_Directions:_ Copy every line that contains the string "marker" from the entries below.

Extracted records:
· · · ·
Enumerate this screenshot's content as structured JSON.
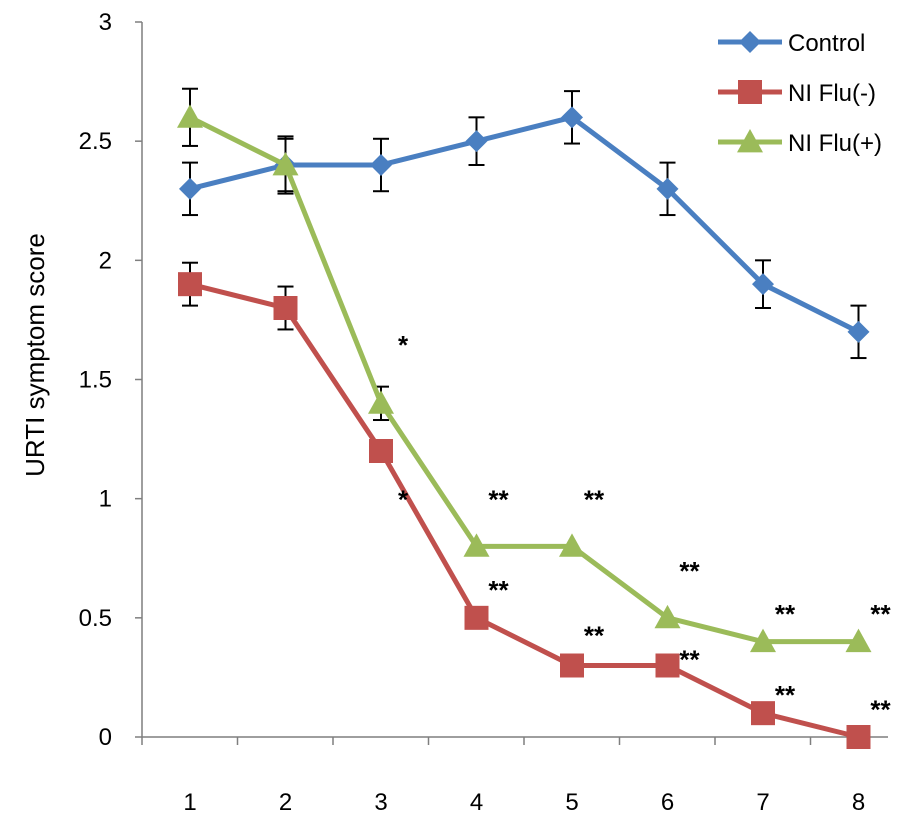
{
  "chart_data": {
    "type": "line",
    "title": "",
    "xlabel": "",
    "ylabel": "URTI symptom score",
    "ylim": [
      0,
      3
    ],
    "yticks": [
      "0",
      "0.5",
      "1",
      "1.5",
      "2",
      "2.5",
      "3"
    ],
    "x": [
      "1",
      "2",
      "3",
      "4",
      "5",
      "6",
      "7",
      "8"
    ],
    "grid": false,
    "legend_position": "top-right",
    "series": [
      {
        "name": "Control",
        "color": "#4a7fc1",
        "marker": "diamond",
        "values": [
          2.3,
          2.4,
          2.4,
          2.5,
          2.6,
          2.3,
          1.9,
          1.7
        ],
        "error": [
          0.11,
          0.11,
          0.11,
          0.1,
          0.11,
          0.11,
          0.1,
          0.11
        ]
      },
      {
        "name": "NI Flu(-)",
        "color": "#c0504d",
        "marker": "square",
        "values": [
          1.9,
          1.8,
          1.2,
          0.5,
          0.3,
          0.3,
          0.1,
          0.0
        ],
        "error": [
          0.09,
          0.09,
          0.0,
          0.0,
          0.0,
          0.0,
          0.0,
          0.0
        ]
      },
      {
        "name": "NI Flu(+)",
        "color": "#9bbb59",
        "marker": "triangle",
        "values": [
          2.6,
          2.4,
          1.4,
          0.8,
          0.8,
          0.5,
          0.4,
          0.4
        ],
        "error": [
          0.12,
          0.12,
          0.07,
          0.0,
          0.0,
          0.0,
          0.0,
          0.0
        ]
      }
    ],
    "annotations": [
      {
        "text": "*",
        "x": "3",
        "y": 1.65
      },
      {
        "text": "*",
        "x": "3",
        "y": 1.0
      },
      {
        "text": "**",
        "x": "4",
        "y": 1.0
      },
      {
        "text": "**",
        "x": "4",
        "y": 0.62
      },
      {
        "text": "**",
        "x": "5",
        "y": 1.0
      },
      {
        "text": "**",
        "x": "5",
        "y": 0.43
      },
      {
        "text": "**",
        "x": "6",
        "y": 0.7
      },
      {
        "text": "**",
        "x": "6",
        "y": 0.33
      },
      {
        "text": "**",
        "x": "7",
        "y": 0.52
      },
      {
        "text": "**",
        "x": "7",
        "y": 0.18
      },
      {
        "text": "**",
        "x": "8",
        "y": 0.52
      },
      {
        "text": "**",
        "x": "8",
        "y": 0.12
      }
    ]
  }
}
· · · ·
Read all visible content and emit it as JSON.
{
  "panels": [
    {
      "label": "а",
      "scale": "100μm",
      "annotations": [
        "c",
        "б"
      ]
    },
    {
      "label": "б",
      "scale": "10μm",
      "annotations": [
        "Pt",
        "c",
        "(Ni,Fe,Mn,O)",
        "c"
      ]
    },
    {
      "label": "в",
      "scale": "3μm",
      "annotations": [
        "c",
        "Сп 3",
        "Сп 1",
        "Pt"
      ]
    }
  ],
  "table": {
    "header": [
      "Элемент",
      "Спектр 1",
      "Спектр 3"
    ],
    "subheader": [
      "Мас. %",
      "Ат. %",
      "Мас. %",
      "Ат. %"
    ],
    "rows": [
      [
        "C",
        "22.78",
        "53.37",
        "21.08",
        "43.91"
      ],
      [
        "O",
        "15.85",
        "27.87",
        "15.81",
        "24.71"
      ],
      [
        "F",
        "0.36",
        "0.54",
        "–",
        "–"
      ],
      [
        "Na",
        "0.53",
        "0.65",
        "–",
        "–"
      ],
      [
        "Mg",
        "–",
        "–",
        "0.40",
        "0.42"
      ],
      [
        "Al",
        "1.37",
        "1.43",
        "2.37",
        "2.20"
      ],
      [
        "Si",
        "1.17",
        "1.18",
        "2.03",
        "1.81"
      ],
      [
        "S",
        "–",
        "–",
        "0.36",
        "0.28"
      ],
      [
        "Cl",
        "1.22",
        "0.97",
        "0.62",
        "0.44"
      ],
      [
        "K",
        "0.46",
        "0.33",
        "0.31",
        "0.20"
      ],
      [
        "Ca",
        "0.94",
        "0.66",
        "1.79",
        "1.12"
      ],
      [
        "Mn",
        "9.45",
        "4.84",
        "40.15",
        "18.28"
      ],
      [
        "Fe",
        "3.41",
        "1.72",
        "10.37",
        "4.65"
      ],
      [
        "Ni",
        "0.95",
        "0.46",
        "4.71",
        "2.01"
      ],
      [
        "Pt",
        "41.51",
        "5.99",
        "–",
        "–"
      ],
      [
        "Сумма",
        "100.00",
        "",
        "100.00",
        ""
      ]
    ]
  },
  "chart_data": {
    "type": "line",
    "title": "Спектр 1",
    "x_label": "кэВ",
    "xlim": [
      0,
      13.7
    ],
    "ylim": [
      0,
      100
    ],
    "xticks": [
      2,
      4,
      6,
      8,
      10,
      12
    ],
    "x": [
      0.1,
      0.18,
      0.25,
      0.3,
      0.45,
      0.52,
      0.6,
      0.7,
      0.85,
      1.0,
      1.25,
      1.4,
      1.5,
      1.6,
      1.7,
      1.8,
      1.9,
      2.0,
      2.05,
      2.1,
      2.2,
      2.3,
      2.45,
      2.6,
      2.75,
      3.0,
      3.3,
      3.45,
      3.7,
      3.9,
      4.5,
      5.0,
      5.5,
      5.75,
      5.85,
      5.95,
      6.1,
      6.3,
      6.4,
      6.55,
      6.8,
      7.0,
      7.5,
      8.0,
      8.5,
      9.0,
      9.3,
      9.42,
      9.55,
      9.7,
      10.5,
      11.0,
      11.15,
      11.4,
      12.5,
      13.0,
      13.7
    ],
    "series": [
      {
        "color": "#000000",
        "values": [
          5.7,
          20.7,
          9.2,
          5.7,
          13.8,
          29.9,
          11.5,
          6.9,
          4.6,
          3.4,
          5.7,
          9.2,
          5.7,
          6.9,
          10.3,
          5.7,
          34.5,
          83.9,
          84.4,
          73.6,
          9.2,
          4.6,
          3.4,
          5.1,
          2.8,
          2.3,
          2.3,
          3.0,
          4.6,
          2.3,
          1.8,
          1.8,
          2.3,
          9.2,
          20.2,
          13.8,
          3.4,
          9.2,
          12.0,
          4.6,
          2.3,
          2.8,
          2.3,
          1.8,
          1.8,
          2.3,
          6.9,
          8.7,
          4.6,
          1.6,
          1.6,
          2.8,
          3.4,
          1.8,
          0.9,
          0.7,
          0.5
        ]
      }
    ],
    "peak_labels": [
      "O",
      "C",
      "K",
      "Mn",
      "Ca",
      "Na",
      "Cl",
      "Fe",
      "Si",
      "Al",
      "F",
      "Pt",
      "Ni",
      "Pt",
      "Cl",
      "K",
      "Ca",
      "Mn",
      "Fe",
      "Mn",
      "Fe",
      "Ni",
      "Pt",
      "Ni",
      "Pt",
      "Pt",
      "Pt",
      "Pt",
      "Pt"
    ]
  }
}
· · · ·
_Reply to the task:_
        "marker": "diamond",
        "marker": "square",
        "marker": "triangle",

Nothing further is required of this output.